*Do this:* Output the entries verbatim, including every line.

*Records shown:*
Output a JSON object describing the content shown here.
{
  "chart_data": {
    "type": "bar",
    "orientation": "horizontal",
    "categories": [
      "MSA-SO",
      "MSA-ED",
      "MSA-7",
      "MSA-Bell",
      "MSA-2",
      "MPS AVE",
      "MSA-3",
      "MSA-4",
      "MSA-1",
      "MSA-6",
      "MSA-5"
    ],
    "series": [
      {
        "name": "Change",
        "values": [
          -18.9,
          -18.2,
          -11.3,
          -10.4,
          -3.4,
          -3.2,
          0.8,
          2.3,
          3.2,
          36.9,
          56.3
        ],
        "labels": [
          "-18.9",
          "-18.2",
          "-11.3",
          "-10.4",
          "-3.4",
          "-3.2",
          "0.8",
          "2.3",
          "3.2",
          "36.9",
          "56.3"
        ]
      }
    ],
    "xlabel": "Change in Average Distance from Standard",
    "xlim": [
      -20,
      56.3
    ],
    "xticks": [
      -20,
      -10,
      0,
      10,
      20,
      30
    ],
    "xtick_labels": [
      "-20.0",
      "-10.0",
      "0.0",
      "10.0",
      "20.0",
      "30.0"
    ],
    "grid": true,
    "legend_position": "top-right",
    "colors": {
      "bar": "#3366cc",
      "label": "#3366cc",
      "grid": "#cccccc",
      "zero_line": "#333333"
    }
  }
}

*Task output:*
Output a JSON object describing the content shown here.
{
  "chart_data": {
    "type": "bar",
    "orientation": "horizontal",
    "categories": [
      "MSA-SO",
      "MSA-ED",
      "MSA-7",
      "MSA-Bell",
      "MSA-2",
      "MPS AVE",
      "MSA-3",
      "MSA-4",
      "MSA-1",
      "MSA-6",
      "MSA-5"
    ],
    "series": [
      {
        "name": "Change",
        "values": [
          -18.9,
          -18.2,
          -11.3,
          -10.4,
          -3.4,
          -3.2,
          0.8,
          2.3,
          3.2,
          36.9,
          56.3
        ],
        "labels": [
          "-18.9",
          "-18.2",
          "-11.3",
          "-10.4",
          "-3.4",
          "-3.2",
          "0.8",
          "2.3",
          "3.2",
          "36.9",
          "56.3"
        ]
      }
    ],
    "xlabel": "Change in Average Distance from Standard",
    "xlim": [
      -20,
      56.3
    ],
    "xticks": [
      -20,
      -10,
      0,
      10,
      20,
      30
    ],
    "xtick_labels": [
      "-20.0",
      "-10.0",
      "0.0",
      "10.0",
      "20.0",
      "30.0"
    ],
    "grid": true,
    "legend_position": "top-right",
    "colors": {
      "bar": "#3366cc",
      "label": "#3366cc",
      "grid": "#cccccc",
      "zero_line": "#333333"
    }
  }
}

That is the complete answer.